§ **WORK ORDER**: Which of the lines in the records below hold the string "First"? Copy every one of them.

Start of SOURCE DATA

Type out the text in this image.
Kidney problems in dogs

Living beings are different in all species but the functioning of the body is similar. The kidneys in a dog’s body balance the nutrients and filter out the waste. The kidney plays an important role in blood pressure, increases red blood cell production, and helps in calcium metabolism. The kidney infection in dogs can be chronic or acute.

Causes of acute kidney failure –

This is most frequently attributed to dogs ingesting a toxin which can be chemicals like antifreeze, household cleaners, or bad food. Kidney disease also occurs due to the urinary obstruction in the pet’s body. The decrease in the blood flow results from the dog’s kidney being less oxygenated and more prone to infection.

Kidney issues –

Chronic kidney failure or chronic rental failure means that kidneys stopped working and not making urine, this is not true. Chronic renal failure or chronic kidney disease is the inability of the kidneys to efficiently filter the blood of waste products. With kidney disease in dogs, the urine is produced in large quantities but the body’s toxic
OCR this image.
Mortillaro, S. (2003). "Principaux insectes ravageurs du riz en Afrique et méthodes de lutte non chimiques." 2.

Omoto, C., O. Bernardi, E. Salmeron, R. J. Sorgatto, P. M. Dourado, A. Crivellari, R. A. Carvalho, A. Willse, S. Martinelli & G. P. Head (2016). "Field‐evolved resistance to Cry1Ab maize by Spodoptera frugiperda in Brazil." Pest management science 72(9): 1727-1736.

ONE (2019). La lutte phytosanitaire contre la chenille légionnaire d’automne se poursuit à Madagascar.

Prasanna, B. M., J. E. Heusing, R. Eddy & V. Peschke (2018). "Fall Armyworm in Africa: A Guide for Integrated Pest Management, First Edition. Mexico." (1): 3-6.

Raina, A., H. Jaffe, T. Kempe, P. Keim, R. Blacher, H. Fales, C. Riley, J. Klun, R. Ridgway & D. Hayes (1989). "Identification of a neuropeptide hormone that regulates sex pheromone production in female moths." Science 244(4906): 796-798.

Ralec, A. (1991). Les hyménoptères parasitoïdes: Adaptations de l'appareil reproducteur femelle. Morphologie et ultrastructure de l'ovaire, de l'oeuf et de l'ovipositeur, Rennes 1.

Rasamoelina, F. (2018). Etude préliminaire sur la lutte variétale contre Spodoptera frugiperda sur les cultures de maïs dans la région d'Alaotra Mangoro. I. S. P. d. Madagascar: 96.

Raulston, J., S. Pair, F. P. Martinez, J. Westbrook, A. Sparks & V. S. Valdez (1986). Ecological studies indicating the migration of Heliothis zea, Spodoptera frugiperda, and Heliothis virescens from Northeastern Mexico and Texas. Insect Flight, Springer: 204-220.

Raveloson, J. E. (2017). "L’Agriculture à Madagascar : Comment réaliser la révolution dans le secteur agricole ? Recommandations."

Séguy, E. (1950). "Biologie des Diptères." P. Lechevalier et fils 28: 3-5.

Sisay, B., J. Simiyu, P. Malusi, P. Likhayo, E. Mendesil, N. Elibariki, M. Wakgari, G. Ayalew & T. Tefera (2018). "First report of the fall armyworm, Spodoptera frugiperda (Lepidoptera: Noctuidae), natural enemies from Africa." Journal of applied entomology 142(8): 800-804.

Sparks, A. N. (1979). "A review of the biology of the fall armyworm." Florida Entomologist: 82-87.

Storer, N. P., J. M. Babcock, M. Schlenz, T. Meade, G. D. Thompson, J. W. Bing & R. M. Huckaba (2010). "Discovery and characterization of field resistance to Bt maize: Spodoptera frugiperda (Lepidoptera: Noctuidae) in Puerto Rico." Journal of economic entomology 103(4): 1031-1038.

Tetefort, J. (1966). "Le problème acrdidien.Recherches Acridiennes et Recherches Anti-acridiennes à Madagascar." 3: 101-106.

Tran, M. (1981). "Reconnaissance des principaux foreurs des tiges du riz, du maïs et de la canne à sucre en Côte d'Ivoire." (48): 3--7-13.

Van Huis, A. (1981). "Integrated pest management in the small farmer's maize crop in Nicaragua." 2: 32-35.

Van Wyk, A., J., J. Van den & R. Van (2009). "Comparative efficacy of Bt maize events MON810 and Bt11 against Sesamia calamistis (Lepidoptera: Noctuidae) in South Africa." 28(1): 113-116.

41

End of SOURCE DATA

§ **RESPONSE BELOW**:
Prasanna, B. M., J. E. Heusing, R. Eddy & V. Peschke (2018). "Fall Armyworm in Africa: A Guide for Integrated Pest Management, First Edition. Mexico." (1): 3-6.
Sisay, B., J. Simiyu, P. Malusi, P. Likhayo, E. Mendesil, N. Elibariki, M. Wakgari, G. Ayalew & T. Tefera (2018). "First report of the fall armyworm, Spodoptera frugiperda (Lepidoptera: Noctuidae), natural enemies from Africa." Journal of applied entomology 142(8): 800-804.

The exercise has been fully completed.